→ Aim of the exercise
Write the data out again exactly, with no pictures.

→ Given information
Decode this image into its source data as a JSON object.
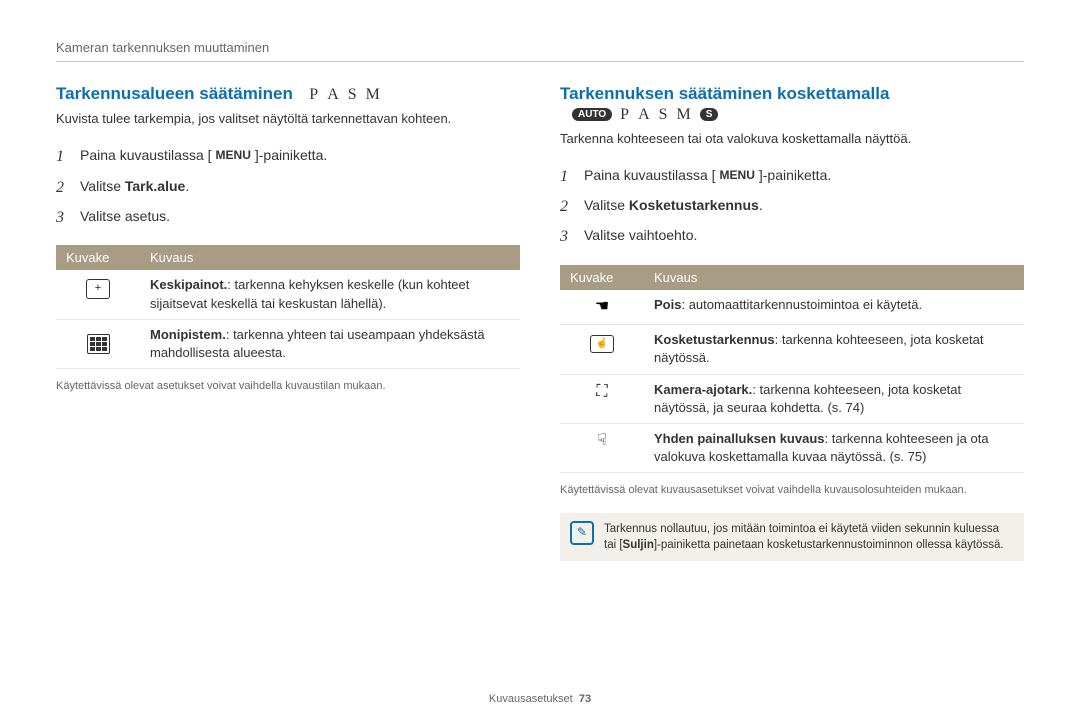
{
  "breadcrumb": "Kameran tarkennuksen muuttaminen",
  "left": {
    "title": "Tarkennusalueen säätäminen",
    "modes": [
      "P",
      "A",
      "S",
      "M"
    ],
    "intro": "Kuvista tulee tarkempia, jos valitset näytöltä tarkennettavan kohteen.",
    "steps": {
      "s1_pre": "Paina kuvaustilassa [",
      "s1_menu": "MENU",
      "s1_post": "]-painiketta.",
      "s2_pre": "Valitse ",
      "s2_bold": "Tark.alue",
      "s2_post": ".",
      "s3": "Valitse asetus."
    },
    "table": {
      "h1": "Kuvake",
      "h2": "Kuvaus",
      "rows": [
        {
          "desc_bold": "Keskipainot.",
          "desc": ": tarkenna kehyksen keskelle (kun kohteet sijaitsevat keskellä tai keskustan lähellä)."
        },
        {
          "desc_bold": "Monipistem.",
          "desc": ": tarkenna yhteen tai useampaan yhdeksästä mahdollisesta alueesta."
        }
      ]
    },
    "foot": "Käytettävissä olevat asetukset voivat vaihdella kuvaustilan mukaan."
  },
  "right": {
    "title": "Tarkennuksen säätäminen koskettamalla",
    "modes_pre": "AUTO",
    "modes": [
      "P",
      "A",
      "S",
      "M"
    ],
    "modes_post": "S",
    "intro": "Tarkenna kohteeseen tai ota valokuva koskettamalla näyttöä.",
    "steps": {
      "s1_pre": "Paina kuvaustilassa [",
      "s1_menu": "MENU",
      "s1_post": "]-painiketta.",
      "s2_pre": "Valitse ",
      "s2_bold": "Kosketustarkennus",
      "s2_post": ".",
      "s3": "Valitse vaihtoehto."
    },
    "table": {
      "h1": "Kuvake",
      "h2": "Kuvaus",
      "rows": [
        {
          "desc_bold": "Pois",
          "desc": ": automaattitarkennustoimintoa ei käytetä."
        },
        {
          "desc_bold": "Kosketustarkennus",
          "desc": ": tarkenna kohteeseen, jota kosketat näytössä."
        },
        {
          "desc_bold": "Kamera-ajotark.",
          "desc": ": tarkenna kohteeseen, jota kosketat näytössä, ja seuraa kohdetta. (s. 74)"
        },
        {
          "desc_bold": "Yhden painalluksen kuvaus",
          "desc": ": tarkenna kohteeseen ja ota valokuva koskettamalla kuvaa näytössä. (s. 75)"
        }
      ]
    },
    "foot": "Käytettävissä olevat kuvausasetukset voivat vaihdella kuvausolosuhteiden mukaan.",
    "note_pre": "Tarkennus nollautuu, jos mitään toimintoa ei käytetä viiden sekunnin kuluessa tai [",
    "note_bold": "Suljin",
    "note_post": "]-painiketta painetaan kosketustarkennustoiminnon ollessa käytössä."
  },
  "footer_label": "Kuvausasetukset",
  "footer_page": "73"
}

→ Answer to the exercise
Decode this image into its source data as a JSON object.
{
  "breadcrumb": "Kameran tarkennuksen muuttaminen",
  "left": {
    "title": "Tarkennusalueen säätäminen",
    "modes": [
      "P",
      "A",
      "S",
      "M"
    ],
    "intro": "Kuvista tulee tarkempia, jos valitset näytöltä tarkennettavan kohteen.",
    "steps": {
      "s1_pre": "Paina kuvaustilassa [",
      "s1_menu": "MENU",
      "s1_post": "]-painiketta.",
      "s2_pre": "Valitse ",
      "s2_bold": "Tark.alue",
      "s2_post": ".",
      "s3": "Valitse asetus."
    },
    "table": {
      "h1": "Kuvake",
      "h2": "Kuvaus",
      "rows": [
        {
          "desc_bold": "Keskipainot.",
          "desc": ": tarkenna kehyksen keskelle (kun kohteet sijaitsevat keskellä tai keskustan lähellä)."
        },
        {
          "desc_bold": "Monipistem.",
          "desc": ": tarkenna yhteen tai useampaan yhdeksästä mahdollisesta alueesta."
        }
      ]
    },
    "foot": "Käytettävissä olevat asetukset voivat vaihdella kuvaustilan mukaan."
  },
  "right": {
    "title": "Tarkennuksen säätäminen koskettamalla",
    "modes_pre": "AUTO",
    "modes": [
      "P",
      "A",
      "S",
      "M"
    ],
    "modes_post": "S",
    "intro": "Tarkenna kohteeseen tai ota valokuva koskettamalla näyttöä.",
    "steps": {
      "s1_pre": "Paina kuvaustilassa [",
      "s1_menu": "MENU",
      "s1_post": "]-painiketta.",
      "s2_pre": "Valitse ",
      "s2_bold": "Kosketustarkennus",
      "s2_post": ".",
      "s3": "Valitse vaihtoehto."
    },
    "table": {
      "h1": "Kuvake",
      "h2": "Kuvaus",
      "rows": [
        {
          "desc_bold": "Pois",
          "desc": ": automaattitarkennustoimintoa ei käytetä."
        },
        {
          "desc_bold": "Kosketustarkennus",
          "desc": ": tarkenna kohteeseen, jota kosketat näytössä."
        },
        {
          "desc_bold": "Kamera-ajotark.",
          "desc": ": tarkenna kohteeseen, jota kosketat näytössä, ja seuraa kohdetta. (s. 74)"
        },
        {
          "desc_bold": "Yhden painalluksen kuvaus",
          "desc": ": tarkenna kohteeseen ja ota valokuva koskettamalla kuvaa näytössä. (s. 75)"
        }
      ]
    },
    "foot": "Käytettävissä olevat kuvausasetukset voivat vaihdella kuvausolosuhteiden mukaan.",
    "note_pre": "Tarkennus nollautuu, jos mitään toimintoa ei käytetä viiden sekunnin kuluessa tai [",
    "note_bold": "Suljin",
    "note_post": "]-painiketta painetaan kosketustarkennustoiminnon ollessa käytössä."
  },
  "footer_label": "Kuvausasetukset",
  "footer_page": "73"
}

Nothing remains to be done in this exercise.